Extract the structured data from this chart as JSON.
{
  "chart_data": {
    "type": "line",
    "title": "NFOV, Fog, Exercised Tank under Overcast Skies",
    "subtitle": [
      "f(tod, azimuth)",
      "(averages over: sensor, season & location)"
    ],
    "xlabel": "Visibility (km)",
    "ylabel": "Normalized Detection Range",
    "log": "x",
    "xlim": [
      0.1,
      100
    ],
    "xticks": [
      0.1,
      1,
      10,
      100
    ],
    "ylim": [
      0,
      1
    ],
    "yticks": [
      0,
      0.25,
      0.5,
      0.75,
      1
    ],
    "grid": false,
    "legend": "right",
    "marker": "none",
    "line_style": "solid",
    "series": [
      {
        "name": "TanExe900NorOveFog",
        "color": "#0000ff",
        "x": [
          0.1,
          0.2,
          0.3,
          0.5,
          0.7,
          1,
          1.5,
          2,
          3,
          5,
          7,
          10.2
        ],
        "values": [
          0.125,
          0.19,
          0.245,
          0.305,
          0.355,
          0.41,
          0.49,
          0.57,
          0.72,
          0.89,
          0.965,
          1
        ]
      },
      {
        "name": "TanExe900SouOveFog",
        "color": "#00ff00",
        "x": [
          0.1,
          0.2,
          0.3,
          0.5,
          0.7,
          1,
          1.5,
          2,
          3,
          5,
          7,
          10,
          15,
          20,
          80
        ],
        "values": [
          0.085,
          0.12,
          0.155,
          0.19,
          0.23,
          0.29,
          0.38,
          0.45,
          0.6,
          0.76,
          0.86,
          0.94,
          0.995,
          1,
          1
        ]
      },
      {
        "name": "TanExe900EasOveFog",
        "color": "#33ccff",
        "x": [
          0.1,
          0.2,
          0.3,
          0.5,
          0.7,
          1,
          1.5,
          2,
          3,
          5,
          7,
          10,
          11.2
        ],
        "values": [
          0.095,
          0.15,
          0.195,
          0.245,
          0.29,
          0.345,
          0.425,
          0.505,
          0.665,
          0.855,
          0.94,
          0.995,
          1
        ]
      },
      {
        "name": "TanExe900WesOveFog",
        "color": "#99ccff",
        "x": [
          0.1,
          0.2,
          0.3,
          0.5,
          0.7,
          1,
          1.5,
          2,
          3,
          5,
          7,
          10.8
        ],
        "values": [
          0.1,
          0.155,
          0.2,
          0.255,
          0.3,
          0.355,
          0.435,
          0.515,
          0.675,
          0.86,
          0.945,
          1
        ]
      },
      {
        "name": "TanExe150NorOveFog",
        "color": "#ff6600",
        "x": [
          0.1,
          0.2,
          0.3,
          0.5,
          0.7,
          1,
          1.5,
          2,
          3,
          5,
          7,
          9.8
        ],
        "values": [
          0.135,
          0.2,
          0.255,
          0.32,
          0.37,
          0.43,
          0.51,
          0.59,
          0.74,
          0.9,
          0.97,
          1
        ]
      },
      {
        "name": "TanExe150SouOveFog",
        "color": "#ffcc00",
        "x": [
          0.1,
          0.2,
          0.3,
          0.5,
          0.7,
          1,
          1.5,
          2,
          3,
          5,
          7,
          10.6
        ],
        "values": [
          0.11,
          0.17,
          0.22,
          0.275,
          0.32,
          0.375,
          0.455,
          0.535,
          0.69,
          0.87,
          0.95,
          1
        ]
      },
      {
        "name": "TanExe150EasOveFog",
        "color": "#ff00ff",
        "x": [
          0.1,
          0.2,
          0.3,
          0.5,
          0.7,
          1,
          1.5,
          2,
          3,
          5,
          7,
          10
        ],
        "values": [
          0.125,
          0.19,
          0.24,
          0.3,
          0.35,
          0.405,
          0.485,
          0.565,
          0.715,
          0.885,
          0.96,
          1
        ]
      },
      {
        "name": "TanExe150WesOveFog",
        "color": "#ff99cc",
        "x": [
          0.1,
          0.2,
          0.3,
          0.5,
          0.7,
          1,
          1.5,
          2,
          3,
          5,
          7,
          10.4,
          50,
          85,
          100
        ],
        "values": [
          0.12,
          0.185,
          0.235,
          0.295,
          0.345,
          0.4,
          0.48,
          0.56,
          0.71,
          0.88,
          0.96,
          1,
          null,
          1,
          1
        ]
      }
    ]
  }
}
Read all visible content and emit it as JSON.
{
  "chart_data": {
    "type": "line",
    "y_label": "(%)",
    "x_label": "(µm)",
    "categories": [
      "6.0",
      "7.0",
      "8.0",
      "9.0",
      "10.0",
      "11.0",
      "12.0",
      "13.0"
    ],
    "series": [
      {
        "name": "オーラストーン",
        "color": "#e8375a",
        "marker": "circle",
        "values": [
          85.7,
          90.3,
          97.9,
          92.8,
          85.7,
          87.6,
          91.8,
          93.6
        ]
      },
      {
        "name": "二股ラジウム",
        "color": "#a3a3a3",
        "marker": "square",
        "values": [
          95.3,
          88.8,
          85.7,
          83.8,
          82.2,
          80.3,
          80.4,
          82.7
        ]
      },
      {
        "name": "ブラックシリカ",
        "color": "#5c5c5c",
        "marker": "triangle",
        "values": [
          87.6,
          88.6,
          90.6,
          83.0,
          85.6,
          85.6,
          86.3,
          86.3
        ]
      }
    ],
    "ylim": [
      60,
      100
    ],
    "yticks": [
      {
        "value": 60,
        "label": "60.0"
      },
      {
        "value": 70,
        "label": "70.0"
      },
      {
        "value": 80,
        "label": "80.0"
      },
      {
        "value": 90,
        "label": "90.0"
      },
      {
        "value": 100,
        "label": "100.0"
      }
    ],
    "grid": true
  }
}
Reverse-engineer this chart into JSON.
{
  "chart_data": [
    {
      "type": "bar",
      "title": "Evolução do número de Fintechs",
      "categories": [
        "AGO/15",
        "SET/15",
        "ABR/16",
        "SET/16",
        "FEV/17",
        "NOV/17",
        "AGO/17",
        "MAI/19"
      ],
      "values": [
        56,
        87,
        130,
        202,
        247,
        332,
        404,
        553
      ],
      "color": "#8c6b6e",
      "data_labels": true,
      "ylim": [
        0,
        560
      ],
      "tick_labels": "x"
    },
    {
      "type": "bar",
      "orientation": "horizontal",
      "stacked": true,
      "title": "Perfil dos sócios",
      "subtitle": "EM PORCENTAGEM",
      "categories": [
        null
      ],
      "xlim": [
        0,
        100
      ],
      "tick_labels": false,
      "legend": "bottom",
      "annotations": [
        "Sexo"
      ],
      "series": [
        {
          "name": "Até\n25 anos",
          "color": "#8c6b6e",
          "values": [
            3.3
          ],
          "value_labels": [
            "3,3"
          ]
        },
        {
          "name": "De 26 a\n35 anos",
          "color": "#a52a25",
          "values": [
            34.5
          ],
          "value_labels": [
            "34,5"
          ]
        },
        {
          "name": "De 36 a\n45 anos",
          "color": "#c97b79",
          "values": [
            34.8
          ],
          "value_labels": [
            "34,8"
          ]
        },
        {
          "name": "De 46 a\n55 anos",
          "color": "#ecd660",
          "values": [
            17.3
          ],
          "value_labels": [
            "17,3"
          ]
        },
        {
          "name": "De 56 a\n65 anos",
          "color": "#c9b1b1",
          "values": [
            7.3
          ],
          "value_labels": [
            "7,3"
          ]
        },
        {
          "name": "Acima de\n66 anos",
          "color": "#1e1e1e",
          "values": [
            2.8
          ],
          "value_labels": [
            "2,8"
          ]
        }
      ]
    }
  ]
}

+---+

* _What is being asked_: Write down all the entries again without a single difference.

* _Output_:
Extract the structured data from this chart as JSON.
{
  "chart_data": {
    "type": "line",
    "title": "NFOV, Fog, Exercised Tank under Overcast Skies",
    "subtitle": [
      "f(tod, azimuth)",
      "(averages over: sensor, season & location)"
    ],
    "xlabel": "Visibility (km)",
    "ylabel": "Normalized Detection Range",
    "log": "x",
    "xlim": [
      0.1,
      100
    ],
    "xticks": [
      0.1,
      1,
      10,
      100
    ],
    "ylim": [
      0,
      1
    ],
    "yticks": [
      0,
      0.25,
      0.5,
      0.75,
      1
    ],
    "grid": false,
    "legend": "right",
    "marker": "none",
    "line_style": "solid",
    "series": [
      {
        "name": "TanExe900NorOveFog",
        "color": "#0000ff",
        "x": [
          0.1,
          0.2,
          0.3,
          0.5,
          0.7,
          1,
          1.5,
          2,
          3,
          5,
          7,
          10.2
        ],
        "values": [
          0.125,
          0.19,
          0.245,
          0.305,
          0.355,
          0.41,
          0.49,
          0.57,
          0.72,
          0.89,
          0.965,
          1
        ]
      },
      {
        "name": "TanExe900SouOveFog",
        "color": "#00ff00",
        "x": [
          0.1,
          0.2,
          0.3,
          0.5,
          0.7,
          1,
          1.5,
          2,
          3,
          5,
          7,
          10,
          15,
          20,
          80
        ],
        "values": [
          0.085,
          0.12,
          0.155,
          0.19,
          0.23,
          0.29,
          0.38,
          0.45,
          0.6,
          0.76,
          0.86,
          0.94,
          0.995,
          1,
          1
        ]
      },
      {
        "name": "TanExe900EasOveFog",
        "color": "#33ccff",
        "x": [
          0.1,
          0.2,
          0.3,
          0.5,
          0.7,
          1,
          1.5,
          2,
          3,
          5,
          7,
          10,
          11.2
        ],
        "values": [
          0.095,
          0.15,
          0.195,
          0.245,
          0.29,
          0.345,
          0.425,
          0.505,
          0.665,
          0.855,
          0.94,
          0.995,
          1
        ]
      },
      {
        "name": "TanExe900WesOveFog",
        "color": "#99ccff",
        "x": [
          0.1,
          0.2,
          0.3,
          0.5,
          0.7,
          1,
          1.5,
          2,
          3,
          5,
          7,
          10.8
        ],
        "values": [
          0.1,
          0.155,
          0.2,
          0.255,
          0.3,
          0.355,
          0.435,
          0.515,
          0.675,
          0.86,
          0.945,
          1
        ]
      },
      {
        "name": "TanExe150NorOveFog",
        "color": "#ff6600",
        "x": [
          0.1,
          0.2,
          0.3,
          0.5,
          0.7,
          1,
          1.5,
          2,
          3,
          5,
          7,
          9.8
        ],
        "values": [
          0.135,
          0.2,
          0.255,
          0.32,
          0.37,
          0.43,
          0.51,
          0.59,
          0.74,
          0.9,
          0.97,
          1
        ]
      },
      {
        "name": "TanExe150SouOveFog",
        "color": "#ffcc00",
        "x": [
          0.1,
          0.2,
          0.3,
          0.5,
          0.7,
          1,
          1.5,
          2,
          3,
          5,
          7,
          10.6
        ],
        "values": [
          0.11,
          0.17,
          0.22,
          0.275,
          0.32,
          0.375,
          0.455,
          0.535,
          0.69,
          0.87,
          0.95,
          1
        ]
      },
      {
        "name": "TanExe150EasOveFog",
        "color": "#ff00ff",
        "x": [
          0.1,
          0.2,
          0.3,
          0.5,
          0.7,
          1,
          1.5,
          2,
          3,
          5,
          7,
          10
        ],
        "values": [
          0.125,
          0.19,
          0.24,
          0.3,
          0.35,
          0.405,
          0.485,
          0.565,
          0.715,
          0.885,
          0.96,
          1
        ]
      },
      {
        "name": "TanExe150WesOveFog",
        "color": "#ff99cc",
        "x": [
          0.1,
          0.2,
          0.3,
          0.5,
          0.7,
          1,
          1.5,
          2,
          3,
          5,
          7,
          10.4,
          50,
          85,
          100
        ],
        "values": [
          0.12,
          0.185,
          0.235,
          0.295,
          0.345,
          0.4,
          0.48,
          0.56,
          0.71,
          0.88,
          0.96,
          1,
          null,
          1,
          1
        ]
      }
    ]
  }
}
Read all visible content and emit it as JSON.
{
  "chart_data": {
    "type": "line",
    "y_label": "(%)",
    "x_label": "(µm)",
    "categories": [
      "6.0",
      "7.0",
      "8.0",
      "9.0",
      "10.0",
      "11.0",
      "12.0",
      "13.0"
    ],
    "series": [
      {
        "name": "オーラストーン",
        "color": "#e8375a",
        "marker": "circle",
        "values": [
          85.7,
          90.3,
          97.9,
          92.8,
          85.7,
          87.6,
          91.8,
          93.6
        ]
      },
      {
        "name": "二股ラジウム",
        "color": "#a3a3a3",
        "marker": "square",
        "values": [
          95.3,
          88.8,
          85.7,
          83.8,
          82.2,
          80.3,
          80.4,
          82.7
        ]
      },
      {
        "name": "ブラックシリカ",
        "color": "#5c5c5c",
        "marker": "triangle",
        "values": [
          87.6,
          88.6,
          90.6,
          83.0,
          85.6,
          85.6,
          86.3,
          86.3
        ]
      }
    ],
    "ylim": [
      60,
      100
    ],
    "yticks": [
      {
        "value": 60,
        "label": "60.0"
      },
      {
        "value": 70,
        "label": "70.0"
      },
      {
        "value": 80,
        "label": "80.0"
      },
      {
        "value": 90,
        "label": "90.0"
      },
      {
        "value": 100,
        "label": "100.0"
      }
    ],
    "grid": true
  }
}
Reverse-engineer this chart into JSON.
{
  "chart_data": [
    {
      "type": "bar",
      "title": "Evolução do número de Fintechs",
      "categories": [
        "AGO/15",
        "SET/15",
        "ABR/16",
        "SET/16",
        "FEV/17",
        "NOV/17",
        "AGO/17",
        "MAI/19"
      ],
      "values": [
        56,
        87,
        130,
        202,
        247,
        332,
        404,
        553
      ],
      "color": "#8c6b6e",
      "data_labels": true,
      "ylim": [
        0,
        560
      ],
      "tick_labels": "x"
    },
    {
      "type": "bar",
      "orientation": "horizontal",
      "stacked": true,
      "title": "Perfil dos sócios",
      "subtitle": "EM PORCENTAGEM",
      "categories": [
        null
      ],
      "xlim": [
        0,
        100
      ],
      "tick_labels": false,
      "legend": "bottom",
      "annotations": [
        "Sexo"
      ],
      "series": [
        {
          "name": "Até\n25 anos",
          "color": "#8c6b6e",
          "values": [
            3.3
          ],
          "value_labels": [
            "3,3"
          ]
        },
        {
          "name": "De 26 a\n35 anos",
          "color": "#a52a25",
          "values": [
            34.5
          ],
          "value_labels": [
            "34,5"
          ]
        },
        {
          "name": "De 36 a\n45 anos",
          "color": "#c97b79",
          "values": [
            34.8
          ],
          "value_labels": [
            "34,8"
          ]
        },
        {
          "name": "De 46 a\n55 anos",
          "color": "#ecd660",
          "values": [
            17.3
          ],
          "value_labels": [
            "17,3"
          ]
        },
        {
          "name": "De 56 a\n65 anos",
          "color": "#c9b1b1",
          "values": [
            7.3
          ],
          "value_labels": [
            "7,3"
          ]
        },
        {
          "name": "Acima de\n66 anos",
          "color": "#1e1e1e",
          "values": [
            2.8
          ],
          "value_labels": [
            "2,8"
          ]
        }
      ]
    }
  ]
}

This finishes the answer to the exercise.